→ **WRITTEN PROBLEM**
Take every line that has the string "text" and copy it out.

________________________________________

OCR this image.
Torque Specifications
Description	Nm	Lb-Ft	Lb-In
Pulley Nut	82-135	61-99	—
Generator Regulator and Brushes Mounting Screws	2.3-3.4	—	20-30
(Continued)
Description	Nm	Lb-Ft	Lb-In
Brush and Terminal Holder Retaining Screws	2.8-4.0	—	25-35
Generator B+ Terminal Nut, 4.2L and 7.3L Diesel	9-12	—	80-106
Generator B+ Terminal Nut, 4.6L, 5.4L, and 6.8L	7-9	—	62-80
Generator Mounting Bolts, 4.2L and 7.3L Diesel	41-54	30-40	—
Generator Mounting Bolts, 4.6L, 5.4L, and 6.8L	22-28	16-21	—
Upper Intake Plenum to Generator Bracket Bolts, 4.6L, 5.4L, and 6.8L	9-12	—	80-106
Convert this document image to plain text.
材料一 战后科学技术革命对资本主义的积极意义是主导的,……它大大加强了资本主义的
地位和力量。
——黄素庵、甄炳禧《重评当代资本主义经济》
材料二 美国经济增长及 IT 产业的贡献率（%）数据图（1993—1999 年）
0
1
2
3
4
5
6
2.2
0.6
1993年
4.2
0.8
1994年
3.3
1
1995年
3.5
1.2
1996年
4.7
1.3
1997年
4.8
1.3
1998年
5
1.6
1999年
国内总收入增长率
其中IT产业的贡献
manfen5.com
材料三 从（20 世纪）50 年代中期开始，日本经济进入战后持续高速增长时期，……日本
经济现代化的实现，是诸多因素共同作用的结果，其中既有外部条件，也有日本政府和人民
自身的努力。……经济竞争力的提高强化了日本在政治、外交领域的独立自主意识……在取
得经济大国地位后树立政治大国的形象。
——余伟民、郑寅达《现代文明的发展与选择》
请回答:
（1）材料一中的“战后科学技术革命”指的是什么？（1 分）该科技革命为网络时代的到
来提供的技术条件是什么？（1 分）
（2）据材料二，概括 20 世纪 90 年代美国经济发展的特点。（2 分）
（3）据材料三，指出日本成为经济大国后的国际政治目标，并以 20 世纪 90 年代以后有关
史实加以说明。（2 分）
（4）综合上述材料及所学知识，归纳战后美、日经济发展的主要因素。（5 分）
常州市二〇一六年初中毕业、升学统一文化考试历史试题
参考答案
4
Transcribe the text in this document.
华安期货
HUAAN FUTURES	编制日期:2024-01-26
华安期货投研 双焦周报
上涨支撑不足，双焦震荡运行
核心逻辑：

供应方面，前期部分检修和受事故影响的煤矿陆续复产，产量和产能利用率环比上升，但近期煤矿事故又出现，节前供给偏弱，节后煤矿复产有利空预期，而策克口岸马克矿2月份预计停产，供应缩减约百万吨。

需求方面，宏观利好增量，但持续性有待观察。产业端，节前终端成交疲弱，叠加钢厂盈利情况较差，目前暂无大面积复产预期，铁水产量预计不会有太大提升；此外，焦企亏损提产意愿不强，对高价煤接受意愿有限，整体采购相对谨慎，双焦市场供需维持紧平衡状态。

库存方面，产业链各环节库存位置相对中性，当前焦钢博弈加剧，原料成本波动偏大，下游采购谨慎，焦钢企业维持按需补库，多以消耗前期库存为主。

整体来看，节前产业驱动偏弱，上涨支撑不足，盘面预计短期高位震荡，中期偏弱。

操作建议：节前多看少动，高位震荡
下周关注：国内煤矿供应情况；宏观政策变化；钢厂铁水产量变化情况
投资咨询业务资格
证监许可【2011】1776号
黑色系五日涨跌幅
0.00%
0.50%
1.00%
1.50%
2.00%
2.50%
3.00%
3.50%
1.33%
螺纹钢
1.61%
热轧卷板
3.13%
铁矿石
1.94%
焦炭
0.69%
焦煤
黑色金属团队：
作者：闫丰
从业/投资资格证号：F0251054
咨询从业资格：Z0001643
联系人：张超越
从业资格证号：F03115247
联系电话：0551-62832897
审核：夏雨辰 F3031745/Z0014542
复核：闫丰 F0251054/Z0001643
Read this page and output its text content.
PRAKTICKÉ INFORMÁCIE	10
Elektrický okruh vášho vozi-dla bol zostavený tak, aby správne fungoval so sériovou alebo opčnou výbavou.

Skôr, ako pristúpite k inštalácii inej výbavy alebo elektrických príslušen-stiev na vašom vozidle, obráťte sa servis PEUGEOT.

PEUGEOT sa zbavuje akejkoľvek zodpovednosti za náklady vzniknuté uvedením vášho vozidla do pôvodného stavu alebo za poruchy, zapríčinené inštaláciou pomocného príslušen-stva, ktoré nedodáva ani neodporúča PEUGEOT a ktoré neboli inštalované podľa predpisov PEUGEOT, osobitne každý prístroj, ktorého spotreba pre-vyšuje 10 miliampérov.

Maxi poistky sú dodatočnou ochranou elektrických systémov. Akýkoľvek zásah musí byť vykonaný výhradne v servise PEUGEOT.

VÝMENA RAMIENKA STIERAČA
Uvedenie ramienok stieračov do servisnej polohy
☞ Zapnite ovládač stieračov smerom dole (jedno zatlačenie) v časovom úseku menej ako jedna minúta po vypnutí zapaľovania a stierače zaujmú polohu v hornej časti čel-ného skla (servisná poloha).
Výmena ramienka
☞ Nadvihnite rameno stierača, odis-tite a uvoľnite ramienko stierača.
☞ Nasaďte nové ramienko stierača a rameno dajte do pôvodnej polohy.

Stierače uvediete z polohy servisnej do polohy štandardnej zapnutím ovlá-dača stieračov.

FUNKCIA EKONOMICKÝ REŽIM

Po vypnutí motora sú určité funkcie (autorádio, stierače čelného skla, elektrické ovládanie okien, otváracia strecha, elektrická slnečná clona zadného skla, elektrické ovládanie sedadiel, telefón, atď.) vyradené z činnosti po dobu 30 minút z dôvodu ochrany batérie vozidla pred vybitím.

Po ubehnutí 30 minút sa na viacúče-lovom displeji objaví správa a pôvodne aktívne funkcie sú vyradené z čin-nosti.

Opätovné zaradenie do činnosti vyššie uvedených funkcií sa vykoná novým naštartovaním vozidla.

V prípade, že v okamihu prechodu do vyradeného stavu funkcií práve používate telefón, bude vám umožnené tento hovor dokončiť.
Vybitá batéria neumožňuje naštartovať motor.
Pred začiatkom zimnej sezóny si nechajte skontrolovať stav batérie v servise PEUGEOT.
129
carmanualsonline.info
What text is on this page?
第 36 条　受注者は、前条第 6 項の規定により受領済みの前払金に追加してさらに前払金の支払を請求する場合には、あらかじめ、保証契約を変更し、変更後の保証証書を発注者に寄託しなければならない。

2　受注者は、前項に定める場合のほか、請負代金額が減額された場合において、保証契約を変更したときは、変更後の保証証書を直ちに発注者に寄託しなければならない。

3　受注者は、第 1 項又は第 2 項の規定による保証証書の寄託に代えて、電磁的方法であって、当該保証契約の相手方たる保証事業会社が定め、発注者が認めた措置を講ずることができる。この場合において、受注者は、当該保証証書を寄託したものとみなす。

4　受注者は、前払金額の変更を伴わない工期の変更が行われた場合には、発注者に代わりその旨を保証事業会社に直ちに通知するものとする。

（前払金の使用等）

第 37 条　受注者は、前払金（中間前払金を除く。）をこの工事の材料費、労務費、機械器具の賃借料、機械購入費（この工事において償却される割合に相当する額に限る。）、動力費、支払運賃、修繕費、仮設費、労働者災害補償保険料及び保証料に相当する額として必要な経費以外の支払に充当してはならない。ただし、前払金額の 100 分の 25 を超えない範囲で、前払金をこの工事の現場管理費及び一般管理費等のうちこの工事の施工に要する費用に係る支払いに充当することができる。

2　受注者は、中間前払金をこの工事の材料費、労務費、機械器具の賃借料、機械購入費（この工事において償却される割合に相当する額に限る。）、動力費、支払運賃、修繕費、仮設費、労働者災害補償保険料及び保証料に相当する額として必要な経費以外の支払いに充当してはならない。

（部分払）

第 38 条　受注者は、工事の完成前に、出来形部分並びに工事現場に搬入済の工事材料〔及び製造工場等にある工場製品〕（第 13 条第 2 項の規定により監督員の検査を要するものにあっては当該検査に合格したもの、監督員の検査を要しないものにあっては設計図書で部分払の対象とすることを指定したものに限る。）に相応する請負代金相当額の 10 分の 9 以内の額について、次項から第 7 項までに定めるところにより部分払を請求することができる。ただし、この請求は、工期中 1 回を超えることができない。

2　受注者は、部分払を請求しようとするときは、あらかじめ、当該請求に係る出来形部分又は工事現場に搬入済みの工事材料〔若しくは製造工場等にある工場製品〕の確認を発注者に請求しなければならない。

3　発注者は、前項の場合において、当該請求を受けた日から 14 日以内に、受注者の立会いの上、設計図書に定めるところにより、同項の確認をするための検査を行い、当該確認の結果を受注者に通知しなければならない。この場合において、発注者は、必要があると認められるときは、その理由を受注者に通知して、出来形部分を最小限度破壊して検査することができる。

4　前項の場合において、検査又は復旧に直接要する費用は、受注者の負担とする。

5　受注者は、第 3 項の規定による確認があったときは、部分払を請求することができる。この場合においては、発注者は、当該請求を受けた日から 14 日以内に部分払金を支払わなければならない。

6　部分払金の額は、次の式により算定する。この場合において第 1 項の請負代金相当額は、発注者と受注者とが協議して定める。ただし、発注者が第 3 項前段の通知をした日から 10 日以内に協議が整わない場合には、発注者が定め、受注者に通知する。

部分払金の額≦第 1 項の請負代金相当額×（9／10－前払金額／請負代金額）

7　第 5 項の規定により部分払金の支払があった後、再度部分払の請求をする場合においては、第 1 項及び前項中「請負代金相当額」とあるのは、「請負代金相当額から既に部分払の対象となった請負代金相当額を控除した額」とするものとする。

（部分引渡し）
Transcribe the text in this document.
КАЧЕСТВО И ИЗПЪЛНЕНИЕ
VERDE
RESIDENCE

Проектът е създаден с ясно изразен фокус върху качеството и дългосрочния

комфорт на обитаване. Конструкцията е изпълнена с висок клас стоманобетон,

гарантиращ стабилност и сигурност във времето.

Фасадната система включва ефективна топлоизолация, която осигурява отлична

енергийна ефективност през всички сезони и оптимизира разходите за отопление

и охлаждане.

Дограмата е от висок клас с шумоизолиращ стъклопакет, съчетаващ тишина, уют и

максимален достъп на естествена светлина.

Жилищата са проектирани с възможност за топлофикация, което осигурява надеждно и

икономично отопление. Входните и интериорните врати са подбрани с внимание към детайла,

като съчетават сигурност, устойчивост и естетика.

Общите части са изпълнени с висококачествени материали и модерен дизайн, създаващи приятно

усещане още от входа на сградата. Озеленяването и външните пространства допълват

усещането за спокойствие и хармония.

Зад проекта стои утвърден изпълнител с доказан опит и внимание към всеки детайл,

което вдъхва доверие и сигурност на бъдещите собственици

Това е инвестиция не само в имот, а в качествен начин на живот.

________________________________________

→ **RESPONSE TO THIS TASK**
Convert this document image to plain text.
Transcribe the text in this document.
Read this page and output its text content.
What text is on this page?
Transcribe the text in this document.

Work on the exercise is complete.